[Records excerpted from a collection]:
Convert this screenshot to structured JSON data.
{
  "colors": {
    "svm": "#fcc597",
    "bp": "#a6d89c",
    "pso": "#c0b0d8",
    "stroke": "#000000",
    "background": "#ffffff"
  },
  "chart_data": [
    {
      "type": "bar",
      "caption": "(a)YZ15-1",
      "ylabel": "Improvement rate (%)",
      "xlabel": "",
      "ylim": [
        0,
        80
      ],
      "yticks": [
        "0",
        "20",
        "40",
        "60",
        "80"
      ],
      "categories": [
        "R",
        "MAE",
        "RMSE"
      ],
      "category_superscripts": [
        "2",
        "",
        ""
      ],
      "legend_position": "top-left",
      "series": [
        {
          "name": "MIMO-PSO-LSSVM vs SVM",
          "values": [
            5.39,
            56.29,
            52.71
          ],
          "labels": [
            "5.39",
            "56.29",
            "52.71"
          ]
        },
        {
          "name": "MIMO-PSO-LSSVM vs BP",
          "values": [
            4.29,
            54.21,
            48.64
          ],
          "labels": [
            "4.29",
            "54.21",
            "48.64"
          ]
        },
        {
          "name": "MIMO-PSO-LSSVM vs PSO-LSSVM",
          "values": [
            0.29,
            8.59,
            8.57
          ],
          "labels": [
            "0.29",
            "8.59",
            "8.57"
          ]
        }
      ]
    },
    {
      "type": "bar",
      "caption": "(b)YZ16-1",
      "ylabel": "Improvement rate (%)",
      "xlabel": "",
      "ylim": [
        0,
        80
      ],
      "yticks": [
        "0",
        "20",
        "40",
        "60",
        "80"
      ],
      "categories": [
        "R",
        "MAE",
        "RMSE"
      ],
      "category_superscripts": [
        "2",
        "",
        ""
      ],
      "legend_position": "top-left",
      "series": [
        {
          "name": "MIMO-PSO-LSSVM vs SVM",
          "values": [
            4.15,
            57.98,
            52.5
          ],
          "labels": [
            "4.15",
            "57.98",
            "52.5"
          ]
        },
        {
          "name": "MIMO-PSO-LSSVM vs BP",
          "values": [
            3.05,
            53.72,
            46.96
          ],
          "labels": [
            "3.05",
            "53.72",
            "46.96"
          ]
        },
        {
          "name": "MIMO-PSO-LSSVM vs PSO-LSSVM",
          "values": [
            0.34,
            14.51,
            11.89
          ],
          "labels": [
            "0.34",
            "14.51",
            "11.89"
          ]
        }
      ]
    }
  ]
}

[Your objective]:
Every record above should be copied exactly.

[Result]:
Convert this screenshot to structured JSON data.
{
  "colors": {
    "svm": "#fcc597",
    "bp": "#a6d89c",
    "pso": "#c0b0d8",
    "stroke": "#000000",
    "background": "#ffffff"
  },
  "chart_data": [
    {
      "type": "bar",
      "caption": "(a)YZ15-1",
      "ylabel": "Improvement rate (%)",
      "xlabel": "",
      "ylim": [
        0,
        80
      ],
      "yticks": [
        "0",
        "20",
        "40",
        "60",
        "80"
      ],
      "categories": [
        "R",
        "MAE",
        "RMSE"
      ],
      "category_superscripts": [
        "2",
        "",
        ""
      ],
      "legend_position": "top-left",
      "series": [
        {
          "name": "MIMO-PSO-LSSVM vs SVM",
          "values": [
            5.39,
            56.29,
            52.71
          ],
          "labels": [
            "5.39",
            "56.29",
            "52.71"
          ]
        },
        {
          "name": "MIMO-PSO-LSSVM vs BP",
          "values": [
            4.29,
            54.21,
            48.64
          ],
          "labels": [
            "4.29",
            "54.21",
            "48.64"
          ]
        },
        {
          "name": "MIMO-PSO-LSSVM vs PSO-LSSVM",
          "values": [
            0.29,
            8.59,
            8.57
          ],
          "labels": [
            "0.29",
            "8.59",
            "8.57"
          ]
        }
      ]
    },
    {
      "type": "bar",
      "caption": "(b)YZ16-1",
      "ylabel": "Improvement rate (%)",
      "xlabel": "",
      "ylim": [
        0,
        80
      ],
      "yticks": [
        "0",
        "20",
        "40",
        "60",
        "80"
      ],
      "categories": [
        "R",
        "MAE",
        "RMSE"
      ],
      "category_superscripts": [
        "2",
        "",
        ""
      ],
      "legend_position": "top-left",
      "series": [
        {
          "name": "MIMO-PSO-LSSVM vs SVM",
          "values": [
            4.15,
            57.98,
            52.5
          ],
          "labels": [
            "4.15",
            "57.98",
            "52.5"
          ]
        },
        {
          "name": "MIMO-PSO-LSSVM vs BP",
          "values": [
            3.05,
            53.72,
            46.96
          ],
          "labels": [
            "3.05",
            "53.72",
            "46.96"
          ]
        },
        {
          "name": "MIMO-PSO-LSSVM vs PSO-LSSVM",
          "values": [
            0.34,
            14.51,
            11.89
          ],
          "labels": [
            "0.34",
            "14.51",
            "11.89"
          ]
        }
      ]
    }
  ]
}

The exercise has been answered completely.